Recorded data
◆ ◆ ◆ ◆
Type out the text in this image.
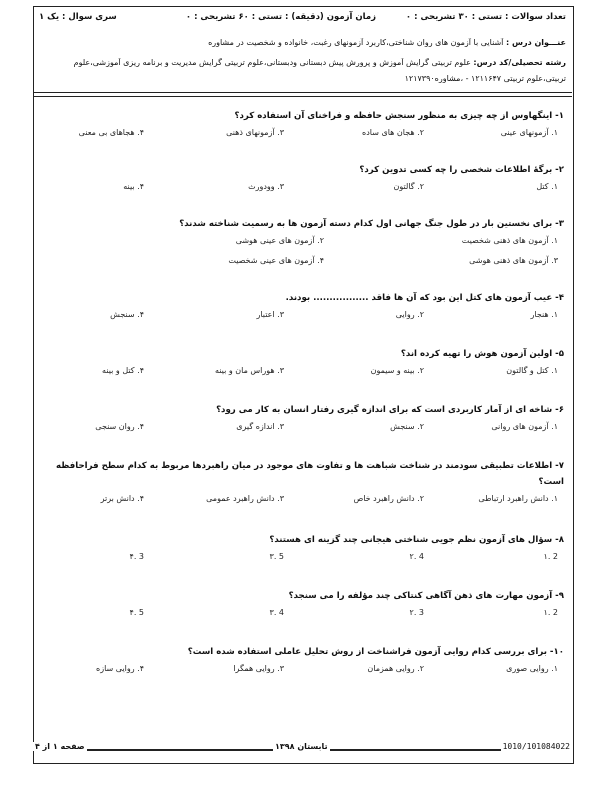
تعداد سوالات : تستی : ۳۰ تشریحی : ۰
زمان آزمون (دقیقه) : تستی : ۶۰ تشریحی : ۰
سری سوال : یک ۱
عنـــوان درس : آشنایی با آزمون های روان شناختی،کاربرد آزمونهای رغبت، خانواده و شخصیت در مشاوره
رشته تحصیلی/کد درس: علوم تربیتی گرایش آموزش و پرورش پیش دبستانی ودبستانی،علوم تربیتی گرایش مدیریت و برنامه ریزی آموزشی،علوم
تربیتی،علوم تربیتی ۱۲۱۱۶۴۷ - ،مشاوره۱۲۱۷۳۹۰
۱- اینگهاوس از چه چیزی به منظور سنجش حافظه و فراخنای آن استفاده کرد؟
۱. آزمونهای عینی
۲. هجان های ساده
۳. آزمونهای ذهنی
۴. هجاهای بی معنی
۲- برگهٔ اطلاعات شخصی را چه کسی تدوین کرد؟
۱. کتل
۲. گالتون
۳. وودورث
۴. بینه
۳- برای نخستین بار در طول جنگ جهانی اول کدام دسته آزمون ها به رسمیت شناخته شدند؟
۱. آزمون های ذهنی شخصیت
۲. آزمون های عینی هوشی
۳. آزمون های ذهنی هوشی
۴. آزمون های عینی شخصیت
۴- عیب آزمون های کتل این بود که آن ها فاقد ................. بودند.
۱. هنجار
۲. روایی
۳. اعتبار
۴. سنجش
۵- اولین آزمون هوش را تهیه کرده اند؟
۱. کتل و گالتون
۲. بینه و سیمون
۳. هوراس مان و بینه
۴. کتل و بینه
۶- شاخه ای از آمار کاربردی است که برای اندازه گیری رفتار انسان به کار می رود؟
۱. آزمون های روانی
۲. سنجش
۳. اندازه گیری
۴. روان سنجی
۷- اطلاعات تطبیقی سودمند در شناخت شباهت ها و تفاوت های موجود در میان راهبردها مربوط به کدام سطح فراحافظه است؟
۱. دانش راهبرد ارتباطی
۲. دانش راهبرد خاص
۳. دانش راهبرد عمومی
۴. دانش برتر
۸- سؤال های آزمون نظم جویی شناختی هیجانی چند گزینه ای هستند؟
2 .۱
4 .۲
5 .۳
3 .۴
۹- آزمون مهارت های ذهن آگاهی کنتاکی چند مؤلفه را می سنجد؟
2 .۱
3 .۲
4 .۳
5 .۴
۱۰- برای بررسی کدام روایی آزمون فراشناخت از روش تحلیل عاملی استفاده شده است؟
۱. روایی صوری
۲. روایی همزمان
۳. روایی همگرا
۴. روایی سازه
صفحه ۱ از ۴	تابستان ۱۳۹۸	1010/101084022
◆ ◆ ◆ ◆
TASK: Without the pictures, repeat all the records word for word.

FULL ANSWER:
Type out the text in this image.
تعداد سوالات : تستی : ۳۰ تشریحی : ۰
زمان آزمون (دقیقه) : تستی : ۶۰ تشریحی : ۰
سری سوال : یک ۱
عنـــوان درس : آشنایی با آزمون های روان شناختی،کاربرد آزمونهای رغبت، خانواده و شخصیت در مشاوره
رشته تحصیلی/کد درس: علوم تربیتی گرایش آموزش و پرورش پیش دبستانی ودبستانی،علوم تربیتی گرایش مدیریت و برنامه ریزی آموزشی،علوم
تربیتی،علوم تربیتی ۱۲۱۱۶۴۷ - ،مشاوره۱۲۱۷۳۹۰
۱- اینگهاوس از چه چیزی به منظور سنجش حافظه و فراخنای آن استفاده کرد؟
۱. آزمونهای عینی
۲. هجان های ساده
۳. آزمونهای ذهنی
۴. هجاهای بی معنی
۲- برگهٔ اطلاعات شخصی را چه کسی تدوین کرد؟
۱. کتل
۲. گالتون
۳. وودورث
۴. بینه
۳- برای نخستین بار در طول جنگ جهانی اول کدام دسته آزمون ها به رسمیت شناخته شدند؟
۱. آزمون های ذهنی شخصیت
۲. آزمون های عینی هوشی
۳. آزمون های ذهنی هوشی
۴. آزمون های عینی شخصیت
۴- عیب آزمون های کتل این بود که آن ها فاقد ................. بودند.
۱. هنجار
۲. روایی
۳. اعتبار
۴. سنجش
۵- اولین آزمون هوش را تهیه کرده اند؟
۱. کتل و گالتون
۲. بینه و سیمون
۳. هوراس مان و بینه
۴. کتل و بینه
۶- شاخه ای از آمار کاربردی است که برای اندازه گیری رفتار انسان به کار می رود؟
۱. آزمون های روانی
۲. سنجش
۳. اندازه گیری
۴. روان سنجی
۷- اطلاعات تطبیقی سودمند در شناخت شباهت ها و تفاوت های موجود در میان راهبردها مربوط به کدام سطح فراحافظه است؟
۱. دانش راهبرد ارتباطی
۲. دانش راهبرد خاص
۳. دانش راهبرد عمومی
۴. دانش برتر
۸- سؤال های آزمون نظم جویی شناختی هیجانی چند گزینه ای هستند؟
2 .۱
4 .۲
5 .۳
3 .۴
۹- آزمون مهارت های ذهن آگاهی کنتاکی چند مؤلفه را می سنجد؟
2 .۱
3 .۲
4 .۳
5 .۴
۱۰- برای بررسی کدام روایی آزمون فراشناخت از روش تحلیل عاملی استفاده شده است؟
۱. روایی صوری
۲. روایی همزمان
۳. روایی همگرا
۴. روایی سازه
صفحه ۱ از ۴	تابستان ۱۳۹۸	1010/101084022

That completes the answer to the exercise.